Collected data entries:
------
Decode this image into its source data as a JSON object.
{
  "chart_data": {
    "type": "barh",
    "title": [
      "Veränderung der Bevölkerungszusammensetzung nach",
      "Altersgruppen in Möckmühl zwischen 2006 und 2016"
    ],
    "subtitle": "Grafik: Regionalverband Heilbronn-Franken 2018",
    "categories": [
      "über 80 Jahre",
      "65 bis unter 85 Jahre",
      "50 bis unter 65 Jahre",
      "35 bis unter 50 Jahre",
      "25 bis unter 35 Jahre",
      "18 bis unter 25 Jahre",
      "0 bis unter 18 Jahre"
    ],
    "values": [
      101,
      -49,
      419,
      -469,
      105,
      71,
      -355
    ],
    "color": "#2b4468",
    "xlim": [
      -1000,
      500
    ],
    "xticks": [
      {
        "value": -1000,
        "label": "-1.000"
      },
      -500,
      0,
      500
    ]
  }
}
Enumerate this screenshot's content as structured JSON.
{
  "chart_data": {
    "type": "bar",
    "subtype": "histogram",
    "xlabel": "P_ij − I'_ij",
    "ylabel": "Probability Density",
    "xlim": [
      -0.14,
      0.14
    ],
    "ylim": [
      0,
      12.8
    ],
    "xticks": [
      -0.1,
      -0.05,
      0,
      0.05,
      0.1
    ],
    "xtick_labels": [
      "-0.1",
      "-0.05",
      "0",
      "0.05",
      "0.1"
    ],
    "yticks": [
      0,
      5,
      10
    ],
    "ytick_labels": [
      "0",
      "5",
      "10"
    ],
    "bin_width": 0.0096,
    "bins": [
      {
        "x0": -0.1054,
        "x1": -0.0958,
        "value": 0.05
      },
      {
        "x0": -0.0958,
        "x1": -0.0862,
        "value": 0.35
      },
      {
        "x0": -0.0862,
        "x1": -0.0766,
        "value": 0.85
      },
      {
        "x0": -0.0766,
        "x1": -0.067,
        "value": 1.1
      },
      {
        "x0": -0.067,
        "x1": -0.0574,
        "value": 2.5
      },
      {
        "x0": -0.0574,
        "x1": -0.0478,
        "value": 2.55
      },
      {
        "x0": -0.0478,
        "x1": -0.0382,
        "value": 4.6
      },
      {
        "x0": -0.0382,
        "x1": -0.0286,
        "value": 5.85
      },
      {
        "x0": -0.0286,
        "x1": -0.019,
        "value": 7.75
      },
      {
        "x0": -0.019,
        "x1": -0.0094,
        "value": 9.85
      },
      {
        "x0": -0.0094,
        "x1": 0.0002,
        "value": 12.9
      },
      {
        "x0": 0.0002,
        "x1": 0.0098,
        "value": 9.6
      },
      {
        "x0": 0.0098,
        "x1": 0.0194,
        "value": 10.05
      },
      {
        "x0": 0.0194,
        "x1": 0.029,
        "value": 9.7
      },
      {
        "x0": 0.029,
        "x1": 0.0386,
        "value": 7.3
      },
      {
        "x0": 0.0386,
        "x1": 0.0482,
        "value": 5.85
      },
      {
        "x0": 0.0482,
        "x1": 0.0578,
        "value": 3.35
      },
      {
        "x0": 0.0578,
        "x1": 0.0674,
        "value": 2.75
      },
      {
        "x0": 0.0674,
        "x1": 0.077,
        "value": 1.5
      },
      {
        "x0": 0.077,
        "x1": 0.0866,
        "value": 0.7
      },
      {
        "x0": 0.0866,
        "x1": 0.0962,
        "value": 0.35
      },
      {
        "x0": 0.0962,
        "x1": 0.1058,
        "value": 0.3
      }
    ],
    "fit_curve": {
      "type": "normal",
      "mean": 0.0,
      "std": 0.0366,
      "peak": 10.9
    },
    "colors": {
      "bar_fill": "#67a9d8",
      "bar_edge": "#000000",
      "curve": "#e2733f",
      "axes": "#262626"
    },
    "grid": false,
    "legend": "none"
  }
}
------
How many lines in these entries hold the string "JSON"? Answer with the number alone.

2